Items listed in a dataset
+ + + +

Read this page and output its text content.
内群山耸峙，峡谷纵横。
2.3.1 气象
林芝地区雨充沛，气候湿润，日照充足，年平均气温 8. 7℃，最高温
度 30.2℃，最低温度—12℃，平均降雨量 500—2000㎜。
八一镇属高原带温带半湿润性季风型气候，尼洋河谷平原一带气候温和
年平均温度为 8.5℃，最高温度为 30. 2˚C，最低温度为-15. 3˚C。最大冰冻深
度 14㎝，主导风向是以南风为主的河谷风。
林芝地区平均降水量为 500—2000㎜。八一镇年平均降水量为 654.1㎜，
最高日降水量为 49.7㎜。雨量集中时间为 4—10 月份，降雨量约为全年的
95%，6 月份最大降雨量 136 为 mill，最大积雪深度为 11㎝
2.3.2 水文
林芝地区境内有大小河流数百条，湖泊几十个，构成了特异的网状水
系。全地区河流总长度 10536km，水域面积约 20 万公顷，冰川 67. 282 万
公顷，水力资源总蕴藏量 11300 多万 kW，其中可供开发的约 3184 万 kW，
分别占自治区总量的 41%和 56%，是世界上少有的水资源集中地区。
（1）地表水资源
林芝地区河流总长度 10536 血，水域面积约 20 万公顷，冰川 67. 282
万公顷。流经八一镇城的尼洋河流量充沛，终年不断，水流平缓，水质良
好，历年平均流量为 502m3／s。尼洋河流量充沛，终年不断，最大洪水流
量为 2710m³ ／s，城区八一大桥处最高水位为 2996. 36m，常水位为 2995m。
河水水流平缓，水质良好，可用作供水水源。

+ + + +

#### [Instructions to follow]
Make an exact copy of the material above.

#### [Response to this exercise]
Read this page and output its text content.
内群山耸峙，峡谷纵横。
2.3.1 气象
林芝地区雨充沛，气候湿润，日照充足，年平均气温 8. 7℃，最高温
度 30.2℃，最低温度—12℃，平均降雨量 500—2000㎜。
八一镇属高原带温带半湿润性季风型气候，尼洋河谷平原一带气候温和
年平均温度为 8.5℃，最高温度为 30. 2˚C，最低温度为-15. 3˚C。最大冰冻深
度 14㎝，主导风向是以南风为主的河谷风。
林芝地区平均降水量为 500—2000㎜。八一镇年平均降水量为 654.1㎜，
最高日降水量为 49.7㎜。雨量集中时间为 4—10 月份，降雨量约为全年的
95%，6 月份最大降雨量 136 为 mill，最大积雪深度为 11㎝
2.3.2 水文
林芝地区境内有大小河流数百条，湖泊几十个，构成了特异的网状水
系。全地区河流总长度 10536km，水域面积约 20 万公顷，冰川 67. 282 万
公顷，水力资源总蕴藏量 11300 多万 kW，其中可供开发的约 3184 万 kW，
分别占自治区总量的 41%和 56%，是世界上少有的水资源集中地区。
（1）地表水资源
林芝地区河流总长度 10536 血，水域面积约 20 万公顷，冰川 67. 282
万公顷。流经八一镇城的尼洋河流量充沛，终年不断，水流平缓，水质良
好，历年平均流量为 502m3／s。尼洋河流量充沛，终年不断，最大洪水流
量为 2710m³ ／s，城区八一大桥处最高水位为 2996. 36m，常水位为 2995m。
河水水流平缓，水质良好，可用作供水水源。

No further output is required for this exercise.